§ REQUIRED TASK
Provide the records once more, identical to the original.

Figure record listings

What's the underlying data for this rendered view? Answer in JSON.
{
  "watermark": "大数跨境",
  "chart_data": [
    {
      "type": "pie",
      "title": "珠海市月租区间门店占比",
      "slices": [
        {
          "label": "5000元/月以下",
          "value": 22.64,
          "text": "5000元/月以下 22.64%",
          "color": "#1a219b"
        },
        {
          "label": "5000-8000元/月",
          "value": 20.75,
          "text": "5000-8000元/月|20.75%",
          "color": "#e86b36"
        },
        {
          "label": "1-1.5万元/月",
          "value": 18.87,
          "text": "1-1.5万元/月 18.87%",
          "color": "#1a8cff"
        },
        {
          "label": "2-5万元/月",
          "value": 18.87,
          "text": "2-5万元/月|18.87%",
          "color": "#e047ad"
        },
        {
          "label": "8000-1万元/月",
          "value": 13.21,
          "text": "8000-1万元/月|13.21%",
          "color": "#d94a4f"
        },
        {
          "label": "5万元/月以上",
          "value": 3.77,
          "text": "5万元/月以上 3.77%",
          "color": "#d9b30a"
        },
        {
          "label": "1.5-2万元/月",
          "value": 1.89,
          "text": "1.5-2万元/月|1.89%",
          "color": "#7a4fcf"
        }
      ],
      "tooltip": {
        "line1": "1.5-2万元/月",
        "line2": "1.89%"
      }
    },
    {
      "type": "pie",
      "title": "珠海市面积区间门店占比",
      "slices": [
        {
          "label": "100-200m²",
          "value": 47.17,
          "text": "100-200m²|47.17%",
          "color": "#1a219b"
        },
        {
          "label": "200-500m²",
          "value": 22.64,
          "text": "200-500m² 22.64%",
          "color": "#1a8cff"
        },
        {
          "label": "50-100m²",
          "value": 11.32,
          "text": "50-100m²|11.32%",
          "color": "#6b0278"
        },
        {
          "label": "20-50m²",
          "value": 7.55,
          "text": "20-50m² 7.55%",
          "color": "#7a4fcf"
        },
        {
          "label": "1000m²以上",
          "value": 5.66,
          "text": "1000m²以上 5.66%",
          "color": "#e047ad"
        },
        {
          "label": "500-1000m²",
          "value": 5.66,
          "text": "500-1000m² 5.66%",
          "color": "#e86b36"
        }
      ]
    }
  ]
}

§ OUTPUT FOR THIS TASK
What's the underlying data for this rendered view? Answer in JSON.
{
  "watermark": "大数跨境",
  "chart_data": [
    {
      "type": "pie",
      "title": "珠海市月租区间门店占比",
      "slices": [
        {
          "label": "5000元/月以下",
          "value": 22.64,
          "text": "5000元/月以下 22.64%",
          "color": "#1a219b"
        },
        {
          "label": "5000-8000元/月",
          "value": 20.75,
          "text": "5000-8000元/月|20.75%",
          "color": "#e86b36"
        },
        {
          "label": "1-1.5万元/月",
          "value": 18.87,
          "text": "1-1.5万元/月 18.87%",
          "color": "#1a8cff"
        },
        {
          "label": "2-5万元/月",
          "value": 18.87,
          "text": "2-5万元/月|18.87%",
          "color": "#e047ad"
        },
        {
          "label": "8000-1万元/月",
          "value": 13.21,
          "text": "8000-1万元/月|13.21%",
          "color": "#d94a4f"
        },
        {
          "label": "5万元/月以上",
          "value": 3.77,
          "text": "5万元/月以上 3.77%",
          "color": "#d9b30a"
        },
        {
          "label": "1.5-2万元/月",
          "value": 1.89,
          "text": "1.5-2万元/月|1.89%",
          "color": "#7a4fcf"
        }
      ],
      "tooltip": {
        "line1": "1.5-2万元/月",
        "line2": "1.89%"
      }
    },
    {
      "type": "pie",
      "title": "珠海市面积区间门店占比",
      "slices": [
        {
          "label": "100-200m²",
          "value": 47.17,
          "text": "100-200m²|47.17%",
          "color": "#1a219b"
        },
        {
          "label": "200-500m²",
          "value": 22.64,
          "text": "200-500m² 22.64%",
          "color": "#1a8cff"
        },
        {
          "label": "50-100m²",
          "value": 11.32,
          "text": "50-100m²|11.32%",
          "color": "#6b0278"
        },
        {
          "label": "20-50m²",
          "value": 7.55,
          "text": "20-50m² 7.55%",
          "color": "#7a4fcf"
        },
        {
          "label": "1000m²以上",
          "value": 5.66,
          "text": "1000m²以上 5.66%",
          "color": "#e047ad"
        },
        {
          "label": "500-1000m²",
          "value": 5.66,
          "text": "500-1000m² 5.66%",
          "color": "#e86b36"
        }
      ]
    }
  ]
}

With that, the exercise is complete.